** Document extract follows **
GO and KEGG pathway enrichment analysis of DEGs

Bubble plots for GO functional enrichment analysis and KEGG pathway enrichment of DEGs are shown in Figure 3A-3C and Figure 3D, respectively. The three ontologies in the GO enrichment analysis are “MF”, “CC”, and “BP”. Further functional enrichment analysis revealed that DEGs are significantly associated with protein binding in MF; with cytosol, cytoplasm, and nucleus in CC; and with the regulation of transcription by RNA polymerase II in BP. KEGG pathway enrichment analysis showed that DEGs are primarily enriched in the cytoskeleton in muscle cells, endocytosis, MAPK signaling pathway, and RAS signaling pathway.

Figure 3 Enrichment analysis of DEGs. Gene Ontology enrichment analysis includes (A) biological process, (B) cellular component, and (C) molecular function. (D) KEGG enrichment analysis of DEGs. ATP, adenosine triphosphate; DGEs, differentially expressed genes; ECM, extracellular matrix; KEGG, Kyoto Encyclopedia of Genes and Genomes.

Construction of PPI network and key module screening

For the 129 intersecting predicted target genes, interaction relationships were extracted from the STRING database to construct a PPI network (Figure 4). In the interaction results among the predicted target genes, GCH1 formed a major node, suggesting its significant regulatory role in the associated pathophysiological processes.

Figure 4 PPI network of predicted target genes. Node size represents the degree of each node, with larger nodes indicating a higher number of connections (A,B). PPI, protein-protein interaction.

Expression of GCH1, ferrous ions, ROS, and MDA in both cell groups

The translational variations of GCH1 in control cells and hyperoxia ones were detected by western blot, and results showed a marked decrease in GCH1 expression in the hyperoxia-induced injury group (P<0.001). Additionally, Fe²⁺ (P<0.001), ROS (P=0.007) and MDA (P<0.001) levels were significantly elevated in the hyperoxia-induced injury cell model (Figure 5).

Figure 5 Expression levels of miR-9-5p, GCH1, Fe²⁺, ROS, and MDA in both cell groups. (A) Western blot analysis showing changes in GCH1 translation levels between the two cell groups. (B) Gray value analysis of western blot bands from panel A. Each experiment was repeated three times. (C) Fe²⁺ levels in both cell groups. Each experiment was repeated five times. (D) ROS expression levels in both cell groups. Each experiment was repeated five times. (E) MDA expression levels in both cell groups. Each experiment was repeated five times. *, P=0.007; ***, P<0.001. GCH1, guanosine triphosphate cyclohydrolase 1; MDA, malondialdehyde; ROS, reactive oxygen species.

Discussion

BPD is a disease that presents with a number of characteristic features, including arrest of lung development, impaired alveolar capillary development, increased interstitial fibrosis, pulmonary vascular abnormalities, and reduced branching (31,38). However, the pathogenesis of BPD is complex and not fully understood. Given the rising prevalence of BPD, there is an urgent need to elucidate its underlying mechanisms. Recent advancements in gene chip technology have broadened the application of genomics in disease research, providing new approaches for exploring biomarkers and identifying therapeutic targets for BPD (6). As a widespread regulatory factor, miRNAs have been shown to play a critical role in normal and abnormal lung development and are involved in the pathogenesis and progression of BPD (33,39).
** End of Document extract **
** Recorded data follows **
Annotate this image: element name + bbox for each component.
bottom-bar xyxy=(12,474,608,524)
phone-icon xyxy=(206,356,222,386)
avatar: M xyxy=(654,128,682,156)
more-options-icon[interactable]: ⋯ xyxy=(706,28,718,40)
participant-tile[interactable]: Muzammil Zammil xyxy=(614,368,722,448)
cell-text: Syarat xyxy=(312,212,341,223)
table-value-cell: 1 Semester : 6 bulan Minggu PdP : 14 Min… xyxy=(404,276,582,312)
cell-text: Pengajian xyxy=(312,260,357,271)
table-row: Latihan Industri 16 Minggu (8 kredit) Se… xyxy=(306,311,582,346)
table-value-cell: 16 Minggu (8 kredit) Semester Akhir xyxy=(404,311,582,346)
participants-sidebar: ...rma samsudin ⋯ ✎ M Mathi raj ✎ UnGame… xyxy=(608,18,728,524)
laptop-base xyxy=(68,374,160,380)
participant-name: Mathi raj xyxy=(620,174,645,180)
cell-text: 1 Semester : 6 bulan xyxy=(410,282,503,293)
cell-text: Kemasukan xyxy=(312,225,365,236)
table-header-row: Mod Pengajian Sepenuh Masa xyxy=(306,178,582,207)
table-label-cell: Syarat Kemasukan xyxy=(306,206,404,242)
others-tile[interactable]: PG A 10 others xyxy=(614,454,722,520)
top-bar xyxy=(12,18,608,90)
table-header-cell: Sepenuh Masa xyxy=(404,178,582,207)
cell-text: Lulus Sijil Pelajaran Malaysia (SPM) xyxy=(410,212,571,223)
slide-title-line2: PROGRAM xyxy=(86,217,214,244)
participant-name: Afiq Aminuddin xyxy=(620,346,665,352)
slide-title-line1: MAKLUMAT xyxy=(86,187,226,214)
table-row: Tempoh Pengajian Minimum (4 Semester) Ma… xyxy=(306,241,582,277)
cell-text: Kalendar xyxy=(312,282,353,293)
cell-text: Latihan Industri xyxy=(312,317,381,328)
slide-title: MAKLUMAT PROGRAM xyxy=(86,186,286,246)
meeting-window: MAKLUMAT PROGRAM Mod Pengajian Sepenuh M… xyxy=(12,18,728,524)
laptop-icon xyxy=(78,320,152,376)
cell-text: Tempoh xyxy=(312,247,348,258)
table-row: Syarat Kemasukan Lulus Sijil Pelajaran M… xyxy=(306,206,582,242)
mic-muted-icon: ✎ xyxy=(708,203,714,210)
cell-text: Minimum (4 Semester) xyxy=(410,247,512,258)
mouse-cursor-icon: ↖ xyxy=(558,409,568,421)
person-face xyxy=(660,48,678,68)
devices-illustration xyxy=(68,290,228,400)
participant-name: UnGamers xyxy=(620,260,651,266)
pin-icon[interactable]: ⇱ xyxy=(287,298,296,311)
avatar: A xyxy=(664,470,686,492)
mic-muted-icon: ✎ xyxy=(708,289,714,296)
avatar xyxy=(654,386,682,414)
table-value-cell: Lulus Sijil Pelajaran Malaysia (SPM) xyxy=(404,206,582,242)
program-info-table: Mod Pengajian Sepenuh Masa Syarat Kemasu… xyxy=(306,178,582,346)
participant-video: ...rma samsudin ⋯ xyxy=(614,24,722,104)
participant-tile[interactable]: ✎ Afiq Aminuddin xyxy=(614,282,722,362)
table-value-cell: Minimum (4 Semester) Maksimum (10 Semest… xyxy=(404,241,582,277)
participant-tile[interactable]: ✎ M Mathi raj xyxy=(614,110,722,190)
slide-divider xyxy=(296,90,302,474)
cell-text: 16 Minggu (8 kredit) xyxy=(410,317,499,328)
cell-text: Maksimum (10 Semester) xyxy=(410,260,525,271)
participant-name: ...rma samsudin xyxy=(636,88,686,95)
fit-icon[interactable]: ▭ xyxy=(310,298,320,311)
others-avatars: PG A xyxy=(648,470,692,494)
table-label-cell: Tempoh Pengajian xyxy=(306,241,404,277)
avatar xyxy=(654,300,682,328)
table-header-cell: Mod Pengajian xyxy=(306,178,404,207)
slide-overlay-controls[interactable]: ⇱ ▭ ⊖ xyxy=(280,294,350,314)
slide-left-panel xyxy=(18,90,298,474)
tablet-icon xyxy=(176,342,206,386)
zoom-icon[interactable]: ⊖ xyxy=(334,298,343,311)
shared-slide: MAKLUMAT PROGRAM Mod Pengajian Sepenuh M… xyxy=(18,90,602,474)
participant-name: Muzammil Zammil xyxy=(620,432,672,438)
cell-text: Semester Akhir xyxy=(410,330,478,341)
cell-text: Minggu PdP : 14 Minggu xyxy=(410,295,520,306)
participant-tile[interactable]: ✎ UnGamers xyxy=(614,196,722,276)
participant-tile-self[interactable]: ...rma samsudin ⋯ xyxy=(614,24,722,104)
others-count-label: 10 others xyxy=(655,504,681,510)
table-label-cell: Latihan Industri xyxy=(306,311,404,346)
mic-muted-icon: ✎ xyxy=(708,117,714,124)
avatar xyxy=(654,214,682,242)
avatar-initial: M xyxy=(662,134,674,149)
** End of Recorded data **
> **Aim of the task**: From the BPD research excerpt, list every characteristic feature of BPD that it names. The material has no connection to the BPD research excerpt.

> **Expected answer**:
- Arrest of lung development
- Impaired alveolar capillary development
- Increased interstitial fibrosis
- Pulmonary vascular abnormalities
- Reduced branching